#### [RECORDS SUPPLIED]
◇ ◇ ◇ ◇
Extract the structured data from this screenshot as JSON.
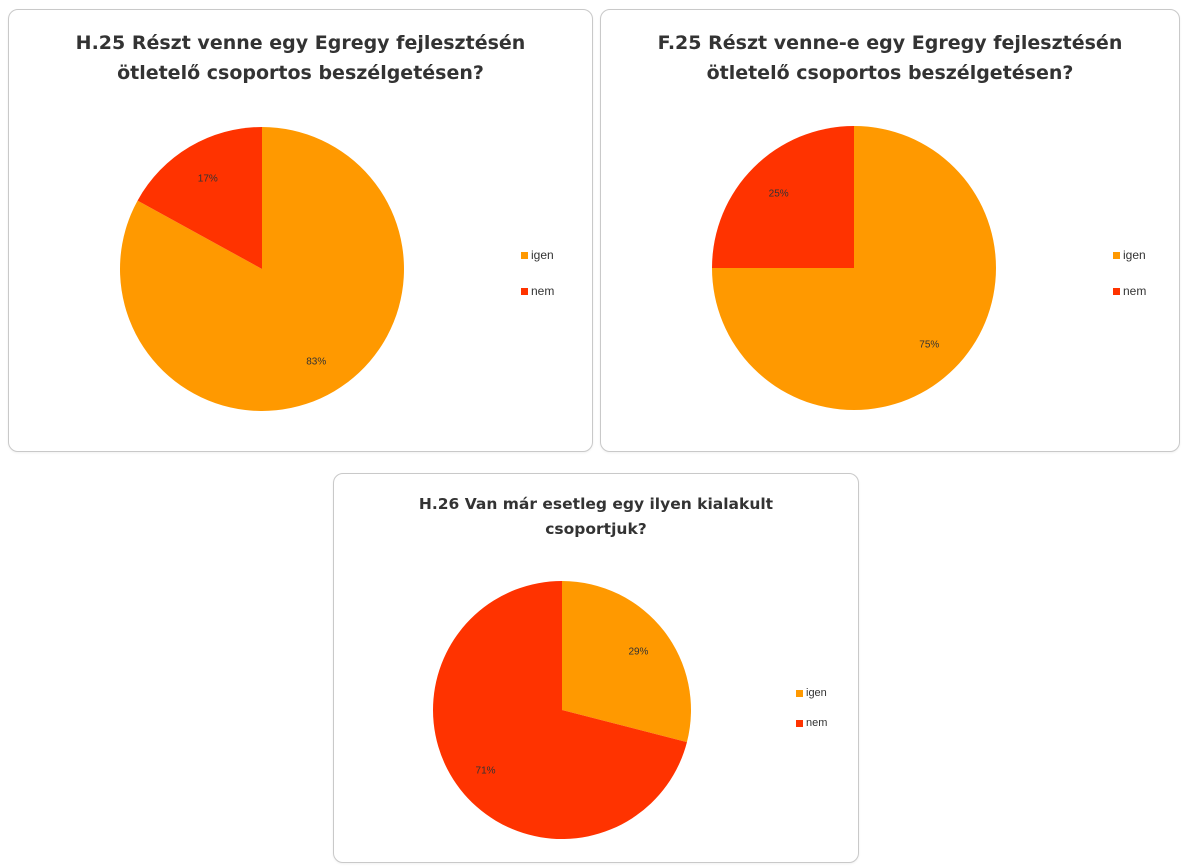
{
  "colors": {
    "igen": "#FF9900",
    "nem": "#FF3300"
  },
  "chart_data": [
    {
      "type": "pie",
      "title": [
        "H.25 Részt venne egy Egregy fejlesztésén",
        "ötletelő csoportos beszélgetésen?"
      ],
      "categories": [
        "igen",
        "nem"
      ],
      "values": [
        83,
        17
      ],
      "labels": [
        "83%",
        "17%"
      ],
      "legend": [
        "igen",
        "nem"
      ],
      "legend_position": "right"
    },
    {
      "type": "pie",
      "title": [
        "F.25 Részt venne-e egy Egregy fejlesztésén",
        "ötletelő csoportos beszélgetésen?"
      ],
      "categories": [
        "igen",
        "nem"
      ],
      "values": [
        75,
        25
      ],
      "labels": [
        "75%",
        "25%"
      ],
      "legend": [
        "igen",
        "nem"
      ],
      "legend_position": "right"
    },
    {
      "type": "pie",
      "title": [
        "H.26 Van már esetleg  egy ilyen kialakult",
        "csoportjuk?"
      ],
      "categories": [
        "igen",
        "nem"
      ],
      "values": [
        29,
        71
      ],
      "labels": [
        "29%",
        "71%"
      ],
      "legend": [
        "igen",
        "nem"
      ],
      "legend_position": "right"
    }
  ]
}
◇ ◇ ◇ ◇
#### [WORK TO DO]
Quote every line word for word and keep the images out of the copy.

#### [WRITTEN REPLY]
Extract the structured data from this screenshot as JSON.
{
  "colors": {
    "igen": "#FF9900",
    "nem": "#FF3300"
  },
  "chart_data": [
    {
      "type": "pie",
      "title": [
        "H.25 Részt venne egy Egregy fejlesztésén",
        "ötletelő csoportos beszélgetésen?"
      ],
      "categories": [
        "igen",
        "nem"
      ],
      "values": [
        83,
        17
      ],
      "labels": [
        "83%",
        "17%"
      ],
      "legend": [
        "igen",
        "nem"
      ],
      "legend_position": "right"
    },
    {
      "type": "pie",
      "title": [
        "F.25 Részt venne-e egy Egregy fejlesztésén",
        "ötletelő csoportos beszélgetésen?"
      ],
      "categories": [
        "igen",
        "nem"
      ],
      "values": [
        75,
        25
      ],
      "labels": [
        "75%",
        "25%"
      ],
      "legend": [
        "igen",
        "nem"
      ],
      "legend_position": "right"
    },
    {
      "type": "pie",
      "title": [
        "H.26 Van már esetleg  egy ilyen kialakult",
        "csoportjuk?"
      ],
      "categories": [
        "igen",
        "nem"
      ],
      "values": [
        29,
        71
      ],
      "labels": [
        "29%",
        "71%"
      ],
      "legend": [
        "igen",
        "nem"
      ],
      "legend_position": "right"
    }
  ]
}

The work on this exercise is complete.